Reading text:
-----

The trail is degrading by the minute.  Each tire that rolls through the muck acts like a blender, sucking water from the puddles and churning it into the surrounding soil to form an inky batter. The mud tugs at my tires, stealing precious momentum.  I approach and pass a few riders, then settle in on the subtle crests and troughs of the trail, keeping the cranks moving and finding space between islands of rock.

It isn't long before I sense a rider on my ass, or so it seems.  I ask him if he wants to pass.  No response.  A minute passes. I ask again. No response. I ride a little further, and still I hear him behind me, closer this time, I think.  I ask again, and he responds in a frustrated tone, "I'll let you know if I need to pass."   Okay, asshole, have it your way, even if that means pulling my rear tire out of the new gap between your front teeth on the next descent.  I just ain't that fast headed downhill on a fixie.

-----

Challenges:
1. In the trail-riding passage, what does each tire rolling through the muck act like?
2. Copy out the stretch of the trail-riding passage from "It isn't long" through "on a fixie.".

Provided data:
-----

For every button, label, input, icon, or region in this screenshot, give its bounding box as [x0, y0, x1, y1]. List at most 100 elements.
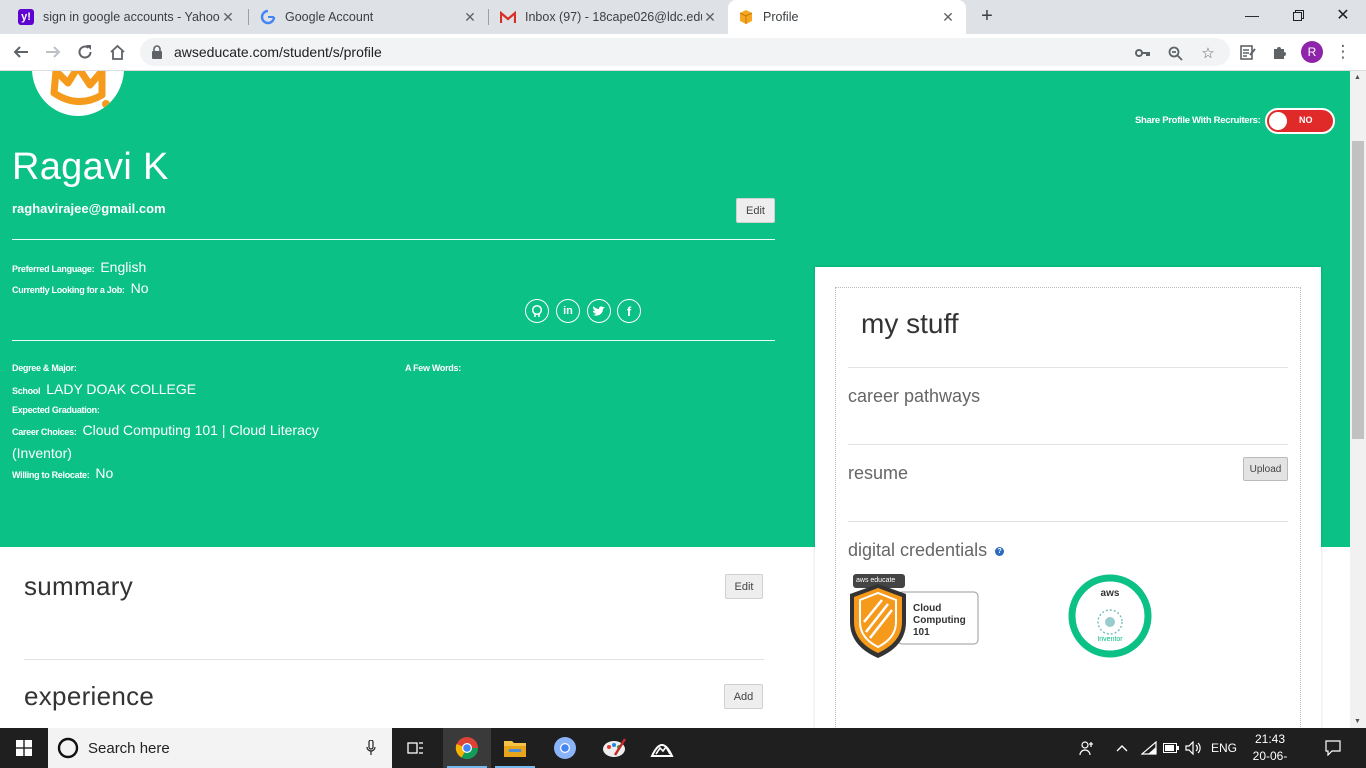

-----

Per-task answers:
1. A blender.

2.
It isn't long before I sense a rider on my ass, or so it seems.  I ask him if he wants to pass.  No response.  A minute passes. I ask again. No response. I ride a little further, and still I hear him behind me, closer this time, I think.  I ask again, and he responds in a frustrated tone, "I'll let you know if I need to pass."   Okay, asshole, have it your way, even if that means pulling my rear tire out of the new gap between your front teeth on the next descent.  I just ain't that fast headed downhill on a fixie.